▸ TASK STATEMENT
Review the lines that follow and copy each one that contains the word "number".

▸ EXTRACTED INFORMATION
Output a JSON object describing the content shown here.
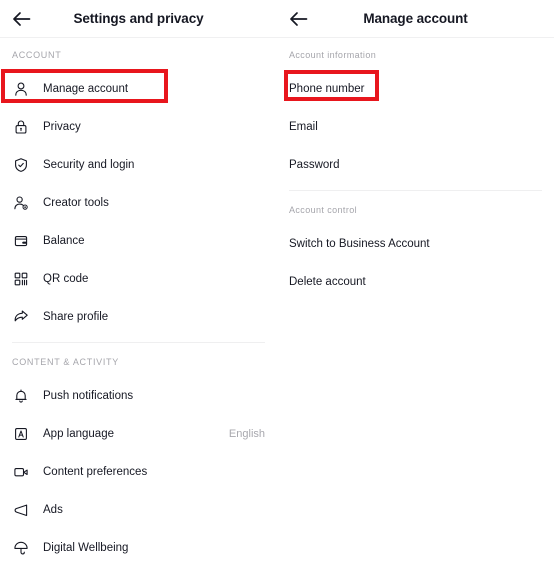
{
  "left_panel": {
    "header": {
      "back_icon": "back-arrow-icon",
      "title": "Settings and privacy"
    },
    "sections": [
      {
        "label": "ACCOUNT",
        "items": [
          {
            "icon": "person-icon",
            "label": "Manage account",
            "value": ""
          },
          {
            "icon": "lock-icon",
            "label": "Privacy",
            "value": ""
          },
          {
            "icon": "shield-check-icon",
            "label": "Security and login",
            "value": ""
          },
          {
            "icon": "person-star-icon",
            "label": "Creator tools",
            "value": ""
          },
          {
            "icon": "wallet-icon",
            "label": "Balance",
            "value": ""
          },
          {
            "icon": "qr-code-icon",
            "label": "QR code",
            "value": ""
          },
          {
            "icon": "share-arrow-icon",
            "label": "Share profile",
            "value": ""
          }
        ]
      },
      {
        "label": "CONTENT & ACTIVITY",
        "items": [
          {
            "icon": "bell-icon",
            "label": "Push notifications",
            "value": ""
          },
          {
            "icon": "letter-a-box-icon",
            "label": "App language",
            "value": "English"
          },
          {
            "icon": "video-camera-icon",
            "label": "Content preferences",
            "value": ""
          },
          {
            "icon": "megaphone-icon",
            "label": "Ads",
            "value": ""
          },
          {
            "icon": "umbrella-icon",
            "label": "Digital Wellbeing",
            "value": ""
          }
        ]
      }
    ]
  },
  "right_panel": {
    "header": {
      "back_icon": "back-arrow-icon",
      "title": "Manage account"
    },
    "sections": [
      {
        "label": "Account information",
        "items": [
          {
            "label": "Phone number"
          },
          {
            "label": "Email"
          },
          {
            "label": "Password"
          }
        ]
      },
      {
        "label": "Account control",
        "items": [
          {
            "label": "Switch to Business Account"
          },
          {
            "label": "Delete account"
          }
        ]
      }
    ]
  },
  "annotations": {
    "color": "#e8161d",
    "boxes": [
      {
        "target": "Manage account"
      },
      {
        "target": "Phone number"
      }
    ]
  },
  "colors": {
    "background": "#ffffff",
    "text_primary": "#161823",
    "text_muted": "#a5a5ab",
    "divider": "#efeff0",
    "highlight": "#e8161d"
  }
}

▸ SOLUTION BELOW
            "label": "Phone number"
        "target": "Phone number"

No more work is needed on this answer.